── Material for this exercise ──

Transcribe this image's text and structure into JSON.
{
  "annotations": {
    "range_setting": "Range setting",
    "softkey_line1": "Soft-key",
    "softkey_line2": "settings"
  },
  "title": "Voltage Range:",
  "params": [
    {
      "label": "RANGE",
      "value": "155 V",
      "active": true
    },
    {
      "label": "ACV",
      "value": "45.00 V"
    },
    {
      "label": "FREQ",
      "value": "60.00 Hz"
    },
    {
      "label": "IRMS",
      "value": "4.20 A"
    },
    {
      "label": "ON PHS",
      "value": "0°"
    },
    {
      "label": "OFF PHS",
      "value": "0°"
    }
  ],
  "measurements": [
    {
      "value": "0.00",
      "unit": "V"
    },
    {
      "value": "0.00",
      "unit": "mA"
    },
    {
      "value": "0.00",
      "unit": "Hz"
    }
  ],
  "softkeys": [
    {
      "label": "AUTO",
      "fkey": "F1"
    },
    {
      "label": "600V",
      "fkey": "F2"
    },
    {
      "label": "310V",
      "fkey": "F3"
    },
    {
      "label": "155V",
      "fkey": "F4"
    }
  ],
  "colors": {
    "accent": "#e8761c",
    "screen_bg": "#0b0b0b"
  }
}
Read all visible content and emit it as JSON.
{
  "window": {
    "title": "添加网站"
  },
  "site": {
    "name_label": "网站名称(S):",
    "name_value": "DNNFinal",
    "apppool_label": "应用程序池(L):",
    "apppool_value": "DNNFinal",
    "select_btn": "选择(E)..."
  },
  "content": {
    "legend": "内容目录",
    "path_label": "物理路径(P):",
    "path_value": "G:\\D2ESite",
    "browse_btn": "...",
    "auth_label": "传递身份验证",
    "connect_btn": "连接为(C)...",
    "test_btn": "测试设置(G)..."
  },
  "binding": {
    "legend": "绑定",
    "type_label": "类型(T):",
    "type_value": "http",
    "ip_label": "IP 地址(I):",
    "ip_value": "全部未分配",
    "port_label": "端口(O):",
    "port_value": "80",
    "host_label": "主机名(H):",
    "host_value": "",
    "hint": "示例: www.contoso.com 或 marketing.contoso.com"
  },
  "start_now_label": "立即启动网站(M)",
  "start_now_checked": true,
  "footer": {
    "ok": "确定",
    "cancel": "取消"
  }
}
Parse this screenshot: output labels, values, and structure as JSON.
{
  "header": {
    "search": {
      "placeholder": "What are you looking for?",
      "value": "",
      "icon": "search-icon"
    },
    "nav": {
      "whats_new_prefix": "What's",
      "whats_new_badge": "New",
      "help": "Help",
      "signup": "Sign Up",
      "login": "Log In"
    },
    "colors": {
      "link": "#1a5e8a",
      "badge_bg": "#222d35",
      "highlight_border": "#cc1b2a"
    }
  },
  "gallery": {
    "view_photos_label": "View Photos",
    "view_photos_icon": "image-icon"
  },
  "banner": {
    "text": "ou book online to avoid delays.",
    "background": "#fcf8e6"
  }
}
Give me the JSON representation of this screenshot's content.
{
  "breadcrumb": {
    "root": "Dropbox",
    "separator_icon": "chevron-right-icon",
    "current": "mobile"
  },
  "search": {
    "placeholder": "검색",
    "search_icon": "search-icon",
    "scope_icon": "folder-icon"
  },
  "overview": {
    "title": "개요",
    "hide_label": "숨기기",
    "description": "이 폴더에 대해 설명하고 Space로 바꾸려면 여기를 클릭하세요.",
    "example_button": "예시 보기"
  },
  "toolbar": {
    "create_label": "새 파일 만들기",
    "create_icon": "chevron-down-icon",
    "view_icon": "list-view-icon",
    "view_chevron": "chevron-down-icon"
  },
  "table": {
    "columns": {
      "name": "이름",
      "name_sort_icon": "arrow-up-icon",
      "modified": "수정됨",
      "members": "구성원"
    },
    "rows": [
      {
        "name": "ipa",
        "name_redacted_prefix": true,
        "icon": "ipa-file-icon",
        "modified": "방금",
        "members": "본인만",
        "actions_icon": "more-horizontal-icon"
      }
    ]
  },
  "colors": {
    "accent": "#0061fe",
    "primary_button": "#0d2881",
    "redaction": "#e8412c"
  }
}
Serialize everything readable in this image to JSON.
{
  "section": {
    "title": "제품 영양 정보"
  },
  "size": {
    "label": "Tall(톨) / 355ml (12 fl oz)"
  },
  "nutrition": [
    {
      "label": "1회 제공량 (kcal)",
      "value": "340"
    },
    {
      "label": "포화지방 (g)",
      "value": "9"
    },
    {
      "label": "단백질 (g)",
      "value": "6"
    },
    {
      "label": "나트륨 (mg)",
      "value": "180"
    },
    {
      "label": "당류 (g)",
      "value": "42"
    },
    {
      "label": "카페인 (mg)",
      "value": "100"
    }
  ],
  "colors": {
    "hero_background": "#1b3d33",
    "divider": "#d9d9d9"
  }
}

───
── Material for this exercise ──

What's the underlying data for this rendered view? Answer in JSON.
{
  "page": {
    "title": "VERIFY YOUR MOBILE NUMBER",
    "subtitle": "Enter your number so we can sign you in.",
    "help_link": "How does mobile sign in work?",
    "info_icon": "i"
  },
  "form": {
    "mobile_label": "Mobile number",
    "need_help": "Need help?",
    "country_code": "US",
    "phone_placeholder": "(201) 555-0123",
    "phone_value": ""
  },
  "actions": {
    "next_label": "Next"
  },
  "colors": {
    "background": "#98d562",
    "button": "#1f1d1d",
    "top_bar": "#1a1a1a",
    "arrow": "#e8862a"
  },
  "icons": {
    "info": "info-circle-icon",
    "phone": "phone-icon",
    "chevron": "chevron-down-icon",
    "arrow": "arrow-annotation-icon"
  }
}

───
── Material for this exercise ──

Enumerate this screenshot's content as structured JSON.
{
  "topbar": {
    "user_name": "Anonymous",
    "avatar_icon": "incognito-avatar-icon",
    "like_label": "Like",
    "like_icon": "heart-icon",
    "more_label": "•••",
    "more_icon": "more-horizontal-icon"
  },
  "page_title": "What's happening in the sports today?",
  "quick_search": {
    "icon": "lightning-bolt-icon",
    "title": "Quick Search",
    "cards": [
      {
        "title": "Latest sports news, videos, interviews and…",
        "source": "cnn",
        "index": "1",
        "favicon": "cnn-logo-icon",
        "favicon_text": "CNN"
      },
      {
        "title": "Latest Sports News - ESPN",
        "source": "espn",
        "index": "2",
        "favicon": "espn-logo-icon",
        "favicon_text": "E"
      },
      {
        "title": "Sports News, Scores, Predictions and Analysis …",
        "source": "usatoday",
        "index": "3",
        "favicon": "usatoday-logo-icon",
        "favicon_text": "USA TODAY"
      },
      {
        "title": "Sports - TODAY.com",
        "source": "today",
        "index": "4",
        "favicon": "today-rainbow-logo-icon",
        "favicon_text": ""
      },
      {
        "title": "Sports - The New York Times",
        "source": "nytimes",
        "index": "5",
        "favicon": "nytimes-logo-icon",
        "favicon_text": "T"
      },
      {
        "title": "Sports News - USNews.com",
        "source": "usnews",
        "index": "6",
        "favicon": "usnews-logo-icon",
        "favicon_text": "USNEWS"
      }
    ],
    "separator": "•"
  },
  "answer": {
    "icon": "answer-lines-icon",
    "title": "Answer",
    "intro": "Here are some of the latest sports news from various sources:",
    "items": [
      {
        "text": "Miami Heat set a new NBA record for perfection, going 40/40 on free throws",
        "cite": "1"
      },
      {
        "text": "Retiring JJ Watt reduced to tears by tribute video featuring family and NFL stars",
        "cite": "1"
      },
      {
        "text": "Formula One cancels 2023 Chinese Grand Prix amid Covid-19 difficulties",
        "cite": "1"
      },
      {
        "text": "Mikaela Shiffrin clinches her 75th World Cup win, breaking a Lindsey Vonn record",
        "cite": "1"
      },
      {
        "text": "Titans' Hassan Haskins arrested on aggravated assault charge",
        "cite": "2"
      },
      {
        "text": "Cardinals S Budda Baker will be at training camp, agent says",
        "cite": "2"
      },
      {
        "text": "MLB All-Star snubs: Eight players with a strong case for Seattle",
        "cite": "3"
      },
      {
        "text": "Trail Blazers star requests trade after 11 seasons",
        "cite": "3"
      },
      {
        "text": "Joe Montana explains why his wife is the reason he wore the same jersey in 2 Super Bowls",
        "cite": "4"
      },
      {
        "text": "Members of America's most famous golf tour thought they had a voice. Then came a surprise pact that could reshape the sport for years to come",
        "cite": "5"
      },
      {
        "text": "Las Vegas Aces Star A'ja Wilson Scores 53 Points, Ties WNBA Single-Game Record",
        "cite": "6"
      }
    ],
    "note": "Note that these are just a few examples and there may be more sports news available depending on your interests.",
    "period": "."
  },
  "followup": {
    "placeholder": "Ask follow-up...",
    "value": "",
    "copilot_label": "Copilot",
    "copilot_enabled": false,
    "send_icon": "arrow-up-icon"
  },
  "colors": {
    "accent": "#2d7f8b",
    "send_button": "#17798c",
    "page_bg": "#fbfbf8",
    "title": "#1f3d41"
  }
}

───

Search the entries for the word "down", then gather every line that has it.

    "create_icon": "chevron-down-icon",
    "view_chevron": "chevron-down-icon"
    "chevron": "chevron-down-icon",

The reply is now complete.